[TASK PROMPT] Provide the data again in its entirety, exactly as given.

Figure record listings:
□ □ □
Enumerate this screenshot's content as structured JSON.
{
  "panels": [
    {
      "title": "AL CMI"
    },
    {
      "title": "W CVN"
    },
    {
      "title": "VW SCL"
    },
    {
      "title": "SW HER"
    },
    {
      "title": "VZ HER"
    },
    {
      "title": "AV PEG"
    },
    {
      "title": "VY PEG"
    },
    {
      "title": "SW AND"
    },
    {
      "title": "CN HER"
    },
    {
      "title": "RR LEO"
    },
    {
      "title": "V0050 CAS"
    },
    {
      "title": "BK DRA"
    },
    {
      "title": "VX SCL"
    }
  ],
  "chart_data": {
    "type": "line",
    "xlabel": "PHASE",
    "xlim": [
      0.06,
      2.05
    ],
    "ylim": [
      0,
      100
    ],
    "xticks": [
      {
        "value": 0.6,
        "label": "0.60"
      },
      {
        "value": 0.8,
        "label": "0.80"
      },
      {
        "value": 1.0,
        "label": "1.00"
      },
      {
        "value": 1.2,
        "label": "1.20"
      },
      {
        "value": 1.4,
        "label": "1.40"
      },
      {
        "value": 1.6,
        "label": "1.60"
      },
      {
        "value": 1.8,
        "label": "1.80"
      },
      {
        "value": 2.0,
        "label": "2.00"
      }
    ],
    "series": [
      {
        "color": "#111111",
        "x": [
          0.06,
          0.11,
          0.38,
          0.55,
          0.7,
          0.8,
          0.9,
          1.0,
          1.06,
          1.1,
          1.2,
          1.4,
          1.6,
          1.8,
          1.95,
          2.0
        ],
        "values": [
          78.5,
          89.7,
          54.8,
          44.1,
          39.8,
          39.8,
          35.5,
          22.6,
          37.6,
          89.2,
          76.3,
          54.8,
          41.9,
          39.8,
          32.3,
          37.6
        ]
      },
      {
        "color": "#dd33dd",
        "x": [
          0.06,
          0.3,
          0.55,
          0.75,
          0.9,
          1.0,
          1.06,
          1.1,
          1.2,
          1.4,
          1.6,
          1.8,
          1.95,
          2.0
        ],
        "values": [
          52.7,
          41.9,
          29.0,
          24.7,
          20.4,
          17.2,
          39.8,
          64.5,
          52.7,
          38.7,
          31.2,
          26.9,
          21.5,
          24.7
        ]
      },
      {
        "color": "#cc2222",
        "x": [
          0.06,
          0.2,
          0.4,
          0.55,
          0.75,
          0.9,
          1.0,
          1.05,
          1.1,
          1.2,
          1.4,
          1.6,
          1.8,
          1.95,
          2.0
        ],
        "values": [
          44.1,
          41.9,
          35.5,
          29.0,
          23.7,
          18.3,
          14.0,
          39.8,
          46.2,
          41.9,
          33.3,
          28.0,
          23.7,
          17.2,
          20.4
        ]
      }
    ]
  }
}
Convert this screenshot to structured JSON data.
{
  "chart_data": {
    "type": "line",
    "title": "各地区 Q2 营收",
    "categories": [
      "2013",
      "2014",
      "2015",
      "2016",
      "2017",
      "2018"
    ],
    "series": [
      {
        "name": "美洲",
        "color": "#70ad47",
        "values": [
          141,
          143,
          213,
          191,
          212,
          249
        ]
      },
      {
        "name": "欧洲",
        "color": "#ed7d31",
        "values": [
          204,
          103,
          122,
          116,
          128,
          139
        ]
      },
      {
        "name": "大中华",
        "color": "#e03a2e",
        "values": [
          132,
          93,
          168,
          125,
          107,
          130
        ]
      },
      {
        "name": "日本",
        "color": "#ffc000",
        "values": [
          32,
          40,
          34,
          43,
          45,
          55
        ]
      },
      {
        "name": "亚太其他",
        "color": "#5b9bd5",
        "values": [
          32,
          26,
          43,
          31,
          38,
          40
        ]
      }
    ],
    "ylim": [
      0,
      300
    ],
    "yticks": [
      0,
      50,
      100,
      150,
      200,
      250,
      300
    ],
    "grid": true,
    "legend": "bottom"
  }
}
□ □ □
[REPLY TO THE TASK]
Enumerate this screenshot's content as structured JSON.
{
  "panels": [
    {
      "title": "AL CMI"
    },
    {
      "title": "W CVN"
    },
    {
      "title": "VW SCL"
    },
    {
      "title": "SW HER"
    },
    {
      "title": "VZ HER"
    },
    {
      "title": "AV PEG"
    },
    {
      "title": "VY PEG"
    },
    {
      "title": "SW AND"
    },
    {
      "title": "CN HER"
    },
    {
      "title": "RR LEO"
    },
    {
      "title": "V0050 CAS"
    },
    {
      "title": "BK DRA"
    },
    {
      "title": "VX SCL"
    }
  ],
  "chart_data": {
    "type": "line",
    "xlabel": "PHASE",
    "xlim": [
      0.06,
      2.05
    ],
    "ylim": [
      0,
      100
    ],
    "xticks": [
      {
        "value": 0.6,
        "label": "0.60"
      },
      {
        "value": 0.8,
        "label": "0.80"
      },
      {
        "value": 1.0,
        "label": "1.00"
      },
      {
        "value": 1.2,
        "label": "1.20"
      },
      {
        "value": 1.4,
        "label": "1.40"
      },
      {
        "value": 1.6,
        "label": "1.60"
      },
      {
        "value": 1.8,
        "label": "1.80"
      },
      {
        "value": 2.0,
        "label": "2.00"
      }
    ],
    "series": [
      {
        "color": "#111111",
        "x": [
          0.06,
          0.11,
          0.38,
          0.55,
          0.7,
          0.8,
          0.9,
          1.0,
          1.06,
          1.1,
          1.2,
          1.4,
          1.6,
          1.8,
          1.95,
          2.0
        ],
        "values": [
          78.5,
          89.7,
          54.8,
          44.1,
          39.8,
          39.8,
          35.5,
          22.6,
          37.6,
          89.2,
          76.3,
          54.8,
          41.9,
          39.8,
          32.3,
          37.6
        ]
      },
      {
        "color": "#dd33dd",
        "x": [
          0.06,
          0.3,
          0.55,
          0.75,
          0.9,
          1.0,
          1.06,
          1.1,
          1.2,
          1.4,
          1.6,
          1.8,
          1.95,
          2.0
        ],
        "values": [
          52.7,
          41.9,
          29.0,
          24.7,
          20.4,
          17.2,
          39.8,
          64.5,
          52.7,
          38.7,
          31.2,
          26.9,
          21.5,
          24.7
        ]
      },
      {
        "color": "#cc2222",
        "x": [
          0.06,
          0.2,
          0.4,
          0.55,
          0.75,
          0.9,
          1.0,
          1.05,
          1.1,
          1.2,
          1.4,
          1.6,
          1.8,
          1.95,
          2.0
        ],
        "values": [
          44.1,
          41.9,
          35.5,
          29.0,
          23.7,
          18.3,
          14.0,
          39.8,
          46.2,
          41.9,
          33.3,
          28.0,
          23.7,
          17.2,
          20.4
        ]
      }
    ]
  }
}
Convert this screenshot to structured JSON data.
{
  "chart_data": {
    "type": "line",
    "title": "各地区 Q2 营收",
    "categories": [
      "2013",
      "2014",
      "2015",
      "2016",
      "2017",
      "2018"
    ],
    "series": [
      {
        "name": "美洲",
        "color": "#70ad47",
        "values": [
          141,
          143,
          213,
          191,
          212,
          249
        ]
      },
      {
        "name": "欧洲",
        "color": "#ed7d31",
        "values": [
          204,
          103,
          122,
          116,
          128,
          139
        ]
      },
      {
        "name": "大中华",
        "color": "#e03a2e",
        "values": [
          132,
          93,
          168,
          125,
          107,
          130
        ]
      },
      {
        "name": "日本",
        "color": "#ffc000",
        "values": [
          32,
          40,
          34,
          43,
          45,
          55
        ]
      },
      {
        "name": "亚太其他",
        "color": "#5b9bd5",
        "values": [
          32,
          26,
          43,
          31,
          38,
          40
        ]
      }
    ],
    "ylim": [
      0,
      300
    ],
    "yticks": [
      0,
      50,
      100,
      150,
      200,
      250,
      300
    ],
    "grid": true,
    "legend": "bottom"
  }
}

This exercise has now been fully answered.